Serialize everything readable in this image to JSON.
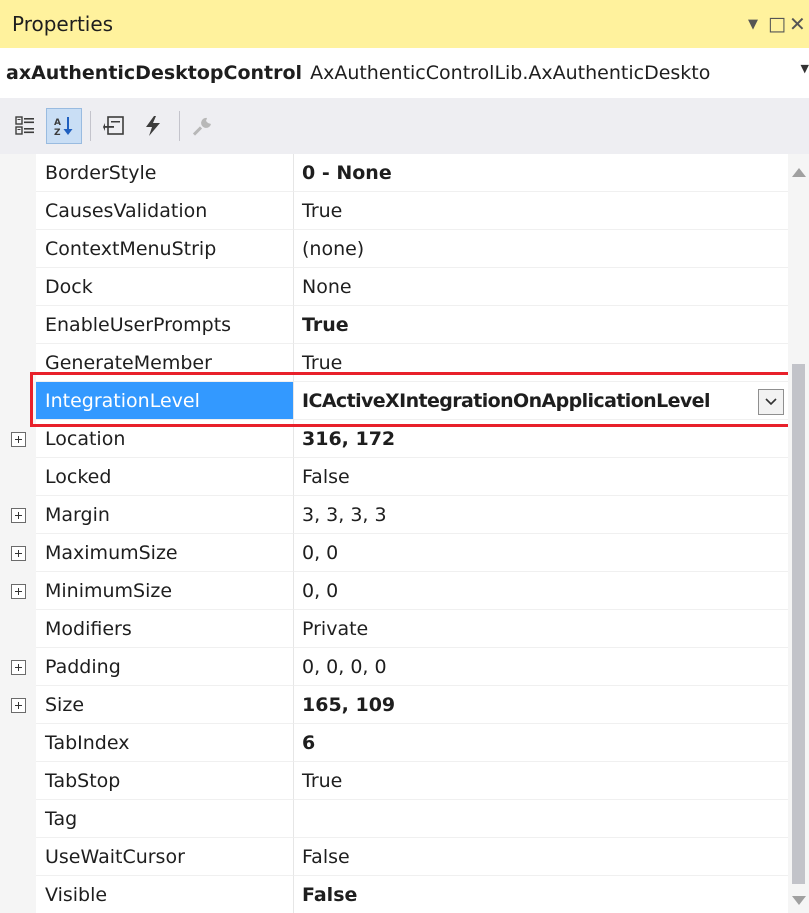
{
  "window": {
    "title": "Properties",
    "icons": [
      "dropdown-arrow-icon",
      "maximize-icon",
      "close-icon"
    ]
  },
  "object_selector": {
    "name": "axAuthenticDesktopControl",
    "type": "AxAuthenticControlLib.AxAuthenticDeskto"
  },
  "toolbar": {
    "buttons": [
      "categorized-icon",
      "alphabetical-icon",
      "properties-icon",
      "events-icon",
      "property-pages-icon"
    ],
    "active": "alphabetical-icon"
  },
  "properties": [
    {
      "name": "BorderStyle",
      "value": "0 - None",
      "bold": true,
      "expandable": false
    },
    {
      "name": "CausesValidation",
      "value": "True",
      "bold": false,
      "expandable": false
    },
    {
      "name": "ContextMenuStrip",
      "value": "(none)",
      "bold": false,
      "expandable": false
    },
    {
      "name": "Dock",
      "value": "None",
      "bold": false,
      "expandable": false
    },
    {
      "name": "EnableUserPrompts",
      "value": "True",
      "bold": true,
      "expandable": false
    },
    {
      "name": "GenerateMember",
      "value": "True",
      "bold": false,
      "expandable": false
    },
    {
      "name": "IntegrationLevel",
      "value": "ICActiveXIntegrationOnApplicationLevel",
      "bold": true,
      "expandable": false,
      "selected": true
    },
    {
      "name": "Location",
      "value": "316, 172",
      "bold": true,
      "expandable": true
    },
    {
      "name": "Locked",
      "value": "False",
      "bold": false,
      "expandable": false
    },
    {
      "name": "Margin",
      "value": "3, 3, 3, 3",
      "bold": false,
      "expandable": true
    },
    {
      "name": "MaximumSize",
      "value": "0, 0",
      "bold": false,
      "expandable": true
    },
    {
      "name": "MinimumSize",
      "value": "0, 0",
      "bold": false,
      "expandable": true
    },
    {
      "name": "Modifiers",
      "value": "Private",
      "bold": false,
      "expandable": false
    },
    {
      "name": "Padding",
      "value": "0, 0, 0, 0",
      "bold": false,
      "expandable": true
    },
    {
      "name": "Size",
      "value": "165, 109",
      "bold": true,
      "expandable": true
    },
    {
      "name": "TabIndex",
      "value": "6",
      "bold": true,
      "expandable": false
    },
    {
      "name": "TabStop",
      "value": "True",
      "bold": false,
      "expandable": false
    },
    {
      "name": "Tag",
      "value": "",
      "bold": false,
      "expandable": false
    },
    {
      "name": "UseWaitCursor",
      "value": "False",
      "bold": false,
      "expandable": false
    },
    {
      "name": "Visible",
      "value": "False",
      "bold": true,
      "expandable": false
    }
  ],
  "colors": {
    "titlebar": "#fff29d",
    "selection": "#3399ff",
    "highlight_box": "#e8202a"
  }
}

_ _ _ _

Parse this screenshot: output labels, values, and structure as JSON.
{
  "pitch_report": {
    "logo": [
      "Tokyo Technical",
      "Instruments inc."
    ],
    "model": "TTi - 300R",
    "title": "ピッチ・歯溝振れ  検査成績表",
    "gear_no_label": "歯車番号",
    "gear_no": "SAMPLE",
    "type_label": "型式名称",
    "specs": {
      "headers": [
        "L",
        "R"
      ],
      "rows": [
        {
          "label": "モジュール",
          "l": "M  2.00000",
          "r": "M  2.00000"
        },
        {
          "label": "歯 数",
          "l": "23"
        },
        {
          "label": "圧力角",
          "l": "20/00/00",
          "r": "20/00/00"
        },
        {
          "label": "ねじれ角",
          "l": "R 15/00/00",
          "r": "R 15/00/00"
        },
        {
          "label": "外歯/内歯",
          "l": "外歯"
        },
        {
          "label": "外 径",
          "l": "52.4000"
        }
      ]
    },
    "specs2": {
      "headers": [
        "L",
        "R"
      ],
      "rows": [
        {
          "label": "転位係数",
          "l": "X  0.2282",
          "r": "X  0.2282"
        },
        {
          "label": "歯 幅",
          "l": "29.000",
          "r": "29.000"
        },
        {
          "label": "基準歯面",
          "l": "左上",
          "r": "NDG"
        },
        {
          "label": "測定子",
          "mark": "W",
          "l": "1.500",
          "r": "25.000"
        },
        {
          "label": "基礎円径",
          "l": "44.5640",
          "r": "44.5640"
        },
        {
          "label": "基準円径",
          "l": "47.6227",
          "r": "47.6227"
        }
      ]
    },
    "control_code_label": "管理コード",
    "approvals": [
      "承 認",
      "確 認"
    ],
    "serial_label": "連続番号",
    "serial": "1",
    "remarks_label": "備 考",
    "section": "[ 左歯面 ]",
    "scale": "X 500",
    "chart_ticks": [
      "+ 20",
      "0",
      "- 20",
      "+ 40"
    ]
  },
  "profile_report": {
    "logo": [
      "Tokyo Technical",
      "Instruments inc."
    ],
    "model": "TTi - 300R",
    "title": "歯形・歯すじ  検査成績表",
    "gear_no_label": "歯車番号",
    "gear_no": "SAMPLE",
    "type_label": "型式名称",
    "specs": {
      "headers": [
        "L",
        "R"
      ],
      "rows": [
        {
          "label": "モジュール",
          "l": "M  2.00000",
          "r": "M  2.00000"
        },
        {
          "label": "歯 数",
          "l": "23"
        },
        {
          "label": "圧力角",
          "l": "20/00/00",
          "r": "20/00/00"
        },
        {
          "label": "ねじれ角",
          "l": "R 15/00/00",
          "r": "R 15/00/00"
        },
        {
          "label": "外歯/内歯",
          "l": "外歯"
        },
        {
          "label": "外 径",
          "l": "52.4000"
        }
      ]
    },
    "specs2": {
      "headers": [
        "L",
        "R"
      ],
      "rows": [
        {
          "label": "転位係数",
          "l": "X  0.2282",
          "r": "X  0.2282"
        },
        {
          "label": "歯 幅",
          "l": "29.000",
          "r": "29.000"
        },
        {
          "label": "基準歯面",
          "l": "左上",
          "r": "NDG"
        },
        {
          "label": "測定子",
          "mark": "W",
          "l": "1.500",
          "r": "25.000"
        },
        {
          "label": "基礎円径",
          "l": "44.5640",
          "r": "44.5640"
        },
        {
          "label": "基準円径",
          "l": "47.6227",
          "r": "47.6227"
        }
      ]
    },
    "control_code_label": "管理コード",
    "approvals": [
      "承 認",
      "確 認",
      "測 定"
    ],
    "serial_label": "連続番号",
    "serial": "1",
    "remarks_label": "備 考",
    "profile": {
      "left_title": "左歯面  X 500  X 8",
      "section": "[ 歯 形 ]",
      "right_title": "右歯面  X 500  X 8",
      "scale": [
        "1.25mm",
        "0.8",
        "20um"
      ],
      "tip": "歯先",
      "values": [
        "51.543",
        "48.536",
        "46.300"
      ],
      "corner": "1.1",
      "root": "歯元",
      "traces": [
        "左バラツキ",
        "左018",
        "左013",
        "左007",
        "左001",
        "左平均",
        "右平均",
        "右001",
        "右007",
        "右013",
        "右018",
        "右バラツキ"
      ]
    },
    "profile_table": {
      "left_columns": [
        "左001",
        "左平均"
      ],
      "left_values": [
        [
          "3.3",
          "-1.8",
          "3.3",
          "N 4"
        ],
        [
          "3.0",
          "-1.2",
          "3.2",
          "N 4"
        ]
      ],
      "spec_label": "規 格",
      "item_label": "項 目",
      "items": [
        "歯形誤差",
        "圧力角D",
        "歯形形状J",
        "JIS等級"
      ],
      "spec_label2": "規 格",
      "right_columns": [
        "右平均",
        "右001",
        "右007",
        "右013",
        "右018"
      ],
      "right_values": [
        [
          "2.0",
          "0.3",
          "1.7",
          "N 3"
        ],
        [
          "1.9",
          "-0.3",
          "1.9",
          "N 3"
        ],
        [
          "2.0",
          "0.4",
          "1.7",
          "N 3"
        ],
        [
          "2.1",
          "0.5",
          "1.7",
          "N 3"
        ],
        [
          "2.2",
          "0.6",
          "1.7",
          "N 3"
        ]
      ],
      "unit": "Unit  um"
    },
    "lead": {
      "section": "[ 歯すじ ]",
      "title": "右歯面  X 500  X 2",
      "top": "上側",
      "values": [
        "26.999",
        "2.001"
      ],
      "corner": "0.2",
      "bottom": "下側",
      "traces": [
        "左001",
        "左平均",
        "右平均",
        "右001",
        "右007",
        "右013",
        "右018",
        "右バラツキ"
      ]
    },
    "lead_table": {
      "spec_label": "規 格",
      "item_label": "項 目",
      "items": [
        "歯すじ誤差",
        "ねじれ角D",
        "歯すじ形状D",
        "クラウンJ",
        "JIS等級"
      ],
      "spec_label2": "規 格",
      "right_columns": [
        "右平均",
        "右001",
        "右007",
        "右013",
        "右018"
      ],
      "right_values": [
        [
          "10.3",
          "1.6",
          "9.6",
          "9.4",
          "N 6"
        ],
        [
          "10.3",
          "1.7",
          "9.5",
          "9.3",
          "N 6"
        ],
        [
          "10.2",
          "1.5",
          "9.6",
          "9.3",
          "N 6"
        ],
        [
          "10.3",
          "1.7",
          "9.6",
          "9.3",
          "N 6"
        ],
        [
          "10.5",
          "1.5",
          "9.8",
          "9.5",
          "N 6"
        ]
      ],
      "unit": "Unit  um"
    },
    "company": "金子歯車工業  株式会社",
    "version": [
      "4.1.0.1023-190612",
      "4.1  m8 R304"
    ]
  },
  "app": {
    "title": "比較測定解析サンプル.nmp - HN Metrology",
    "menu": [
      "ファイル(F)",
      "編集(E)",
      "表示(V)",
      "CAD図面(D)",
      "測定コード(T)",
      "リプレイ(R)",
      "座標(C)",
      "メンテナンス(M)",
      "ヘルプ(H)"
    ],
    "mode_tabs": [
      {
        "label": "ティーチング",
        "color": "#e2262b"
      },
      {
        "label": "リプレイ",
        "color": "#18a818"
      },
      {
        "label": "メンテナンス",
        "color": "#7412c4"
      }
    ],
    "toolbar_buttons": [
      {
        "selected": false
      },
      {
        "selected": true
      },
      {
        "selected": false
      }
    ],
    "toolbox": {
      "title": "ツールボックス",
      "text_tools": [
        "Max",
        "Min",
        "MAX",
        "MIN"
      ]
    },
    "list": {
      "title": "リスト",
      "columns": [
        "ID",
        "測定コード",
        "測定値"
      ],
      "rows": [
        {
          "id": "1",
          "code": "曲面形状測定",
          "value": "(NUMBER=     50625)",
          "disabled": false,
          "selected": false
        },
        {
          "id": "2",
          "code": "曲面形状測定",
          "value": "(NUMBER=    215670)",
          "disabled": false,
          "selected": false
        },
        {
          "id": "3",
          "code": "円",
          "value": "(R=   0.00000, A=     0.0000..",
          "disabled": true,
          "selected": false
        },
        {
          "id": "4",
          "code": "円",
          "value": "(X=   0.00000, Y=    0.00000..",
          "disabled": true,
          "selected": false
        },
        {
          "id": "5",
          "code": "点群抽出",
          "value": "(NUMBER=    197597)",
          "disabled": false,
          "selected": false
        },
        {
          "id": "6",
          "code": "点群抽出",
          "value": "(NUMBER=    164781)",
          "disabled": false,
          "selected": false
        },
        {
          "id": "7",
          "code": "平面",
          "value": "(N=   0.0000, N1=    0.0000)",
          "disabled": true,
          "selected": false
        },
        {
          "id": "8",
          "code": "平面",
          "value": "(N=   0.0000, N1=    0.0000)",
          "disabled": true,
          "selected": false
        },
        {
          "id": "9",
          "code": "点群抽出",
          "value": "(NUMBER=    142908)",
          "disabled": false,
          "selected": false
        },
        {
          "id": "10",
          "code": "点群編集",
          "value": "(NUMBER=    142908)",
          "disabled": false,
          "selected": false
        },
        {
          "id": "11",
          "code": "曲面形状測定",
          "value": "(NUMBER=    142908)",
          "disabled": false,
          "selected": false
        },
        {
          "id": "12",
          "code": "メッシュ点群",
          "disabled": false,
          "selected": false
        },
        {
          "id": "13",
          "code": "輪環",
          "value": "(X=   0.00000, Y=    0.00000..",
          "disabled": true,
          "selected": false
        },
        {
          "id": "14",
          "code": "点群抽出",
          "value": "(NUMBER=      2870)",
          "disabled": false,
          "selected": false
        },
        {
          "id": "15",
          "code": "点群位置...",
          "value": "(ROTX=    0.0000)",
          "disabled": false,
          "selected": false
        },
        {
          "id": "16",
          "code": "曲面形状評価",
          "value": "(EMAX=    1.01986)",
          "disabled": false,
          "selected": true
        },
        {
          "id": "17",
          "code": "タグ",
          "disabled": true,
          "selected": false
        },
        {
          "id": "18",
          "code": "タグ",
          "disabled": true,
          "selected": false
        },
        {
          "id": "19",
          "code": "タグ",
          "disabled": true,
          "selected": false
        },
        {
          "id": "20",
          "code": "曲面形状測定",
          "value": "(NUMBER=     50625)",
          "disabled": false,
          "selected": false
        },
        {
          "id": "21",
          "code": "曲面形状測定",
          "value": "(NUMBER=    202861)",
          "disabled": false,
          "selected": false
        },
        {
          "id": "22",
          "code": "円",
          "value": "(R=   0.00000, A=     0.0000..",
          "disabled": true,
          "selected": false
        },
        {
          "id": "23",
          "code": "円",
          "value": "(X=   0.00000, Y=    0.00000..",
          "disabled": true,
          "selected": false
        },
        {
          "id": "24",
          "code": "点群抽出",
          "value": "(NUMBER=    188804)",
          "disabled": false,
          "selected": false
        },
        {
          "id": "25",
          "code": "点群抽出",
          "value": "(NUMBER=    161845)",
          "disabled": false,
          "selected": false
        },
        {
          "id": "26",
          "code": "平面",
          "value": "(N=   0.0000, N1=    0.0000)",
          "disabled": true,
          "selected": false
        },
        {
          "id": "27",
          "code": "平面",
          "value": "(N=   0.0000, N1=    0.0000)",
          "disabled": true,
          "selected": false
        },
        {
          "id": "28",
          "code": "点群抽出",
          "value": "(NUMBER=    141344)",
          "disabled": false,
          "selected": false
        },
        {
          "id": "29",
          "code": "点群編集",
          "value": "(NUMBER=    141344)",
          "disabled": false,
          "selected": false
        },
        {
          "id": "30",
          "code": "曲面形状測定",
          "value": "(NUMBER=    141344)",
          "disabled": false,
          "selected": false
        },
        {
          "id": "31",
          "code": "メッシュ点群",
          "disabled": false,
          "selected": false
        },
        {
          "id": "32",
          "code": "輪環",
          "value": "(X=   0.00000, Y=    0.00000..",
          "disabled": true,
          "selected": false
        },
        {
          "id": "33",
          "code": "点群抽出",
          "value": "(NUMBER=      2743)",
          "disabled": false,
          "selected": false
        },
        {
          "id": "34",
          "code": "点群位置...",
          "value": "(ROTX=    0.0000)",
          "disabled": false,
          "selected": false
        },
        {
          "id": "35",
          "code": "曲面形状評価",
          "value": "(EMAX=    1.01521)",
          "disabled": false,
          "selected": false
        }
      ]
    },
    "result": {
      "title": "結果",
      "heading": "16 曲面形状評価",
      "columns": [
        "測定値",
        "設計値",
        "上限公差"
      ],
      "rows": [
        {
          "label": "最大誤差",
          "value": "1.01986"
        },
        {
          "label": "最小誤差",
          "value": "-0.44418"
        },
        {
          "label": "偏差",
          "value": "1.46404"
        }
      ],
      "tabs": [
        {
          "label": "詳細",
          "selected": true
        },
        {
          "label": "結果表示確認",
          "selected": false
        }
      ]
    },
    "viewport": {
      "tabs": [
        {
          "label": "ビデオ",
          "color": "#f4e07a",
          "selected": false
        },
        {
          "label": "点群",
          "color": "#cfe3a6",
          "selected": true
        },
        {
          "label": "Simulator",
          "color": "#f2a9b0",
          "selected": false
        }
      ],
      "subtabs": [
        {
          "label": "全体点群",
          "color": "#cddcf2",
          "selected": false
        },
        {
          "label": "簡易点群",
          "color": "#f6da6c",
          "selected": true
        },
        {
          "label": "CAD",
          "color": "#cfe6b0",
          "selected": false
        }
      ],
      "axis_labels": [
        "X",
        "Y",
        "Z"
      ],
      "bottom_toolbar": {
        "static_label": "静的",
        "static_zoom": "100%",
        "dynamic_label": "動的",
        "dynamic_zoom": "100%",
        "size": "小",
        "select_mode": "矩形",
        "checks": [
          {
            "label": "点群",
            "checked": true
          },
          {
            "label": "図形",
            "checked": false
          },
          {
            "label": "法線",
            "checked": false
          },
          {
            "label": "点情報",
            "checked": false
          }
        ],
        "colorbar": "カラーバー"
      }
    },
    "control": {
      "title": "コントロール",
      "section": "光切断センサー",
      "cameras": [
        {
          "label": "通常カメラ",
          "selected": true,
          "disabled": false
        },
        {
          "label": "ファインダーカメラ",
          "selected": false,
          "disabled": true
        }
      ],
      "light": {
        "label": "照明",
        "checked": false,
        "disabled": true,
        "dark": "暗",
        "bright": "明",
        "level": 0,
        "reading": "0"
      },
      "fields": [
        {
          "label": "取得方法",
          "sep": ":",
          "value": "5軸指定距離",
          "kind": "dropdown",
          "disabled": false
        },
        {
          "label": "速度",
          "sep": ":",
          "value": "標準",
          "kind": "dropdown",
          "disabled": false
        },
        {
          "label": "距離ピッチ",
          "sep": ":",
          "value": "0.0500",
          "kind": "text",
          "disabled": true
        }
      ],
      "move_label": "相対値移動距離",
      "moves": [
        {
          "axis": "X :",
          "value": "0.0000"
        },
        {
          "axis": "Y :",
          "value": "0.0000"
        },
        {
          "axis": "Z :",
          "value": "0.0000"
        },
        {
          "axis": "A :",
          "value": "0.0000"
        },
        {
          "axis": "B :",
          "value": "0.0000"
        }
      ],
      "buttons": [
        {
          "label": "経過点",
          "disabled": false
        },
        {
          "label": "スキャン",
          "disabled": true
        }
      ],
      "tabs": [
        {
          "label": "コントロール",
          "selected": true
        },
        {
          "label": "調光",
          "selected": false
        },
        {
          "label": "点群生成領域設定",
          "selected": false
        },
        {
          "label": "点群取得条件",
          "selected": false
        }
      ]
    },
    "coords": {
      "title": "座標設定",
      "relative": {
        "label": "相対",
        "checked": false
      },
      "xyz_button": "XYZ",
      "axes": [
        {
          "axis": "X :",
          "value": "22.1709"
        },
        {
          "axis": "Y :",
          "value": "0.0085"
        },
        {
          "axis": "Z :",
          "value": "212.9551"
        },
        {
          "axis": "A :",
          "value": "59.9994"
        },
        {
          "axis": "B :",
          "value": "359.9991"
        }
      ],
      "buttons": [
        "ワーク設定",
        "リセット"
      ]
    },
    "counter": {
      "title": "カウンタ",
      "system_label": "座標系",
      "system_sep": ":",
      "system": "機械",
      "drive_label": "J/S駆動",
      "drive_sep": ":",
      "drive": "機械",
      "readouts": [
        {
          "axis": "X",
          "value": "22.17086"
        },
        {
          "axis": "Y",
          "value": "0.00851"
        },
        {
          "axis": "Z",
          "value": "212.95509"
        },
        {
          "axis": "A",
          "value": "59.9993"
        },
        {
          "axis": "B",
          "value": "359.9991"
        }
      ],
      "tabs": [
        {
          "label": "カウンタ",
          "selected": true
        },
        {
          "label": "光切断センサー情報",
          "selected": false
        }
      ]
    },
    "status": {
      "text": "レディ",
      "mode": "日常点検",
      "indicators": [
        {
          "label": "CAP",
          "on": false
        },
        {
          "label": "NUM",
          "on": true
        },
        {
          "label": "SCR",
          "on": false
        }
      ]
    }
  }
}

_ _ _ _

From the records, copy every line that has the string "JSON" in it.

Serialize everything readable in this image to JSON.
Parse this screenshot: output labels, values, and structure as JSON.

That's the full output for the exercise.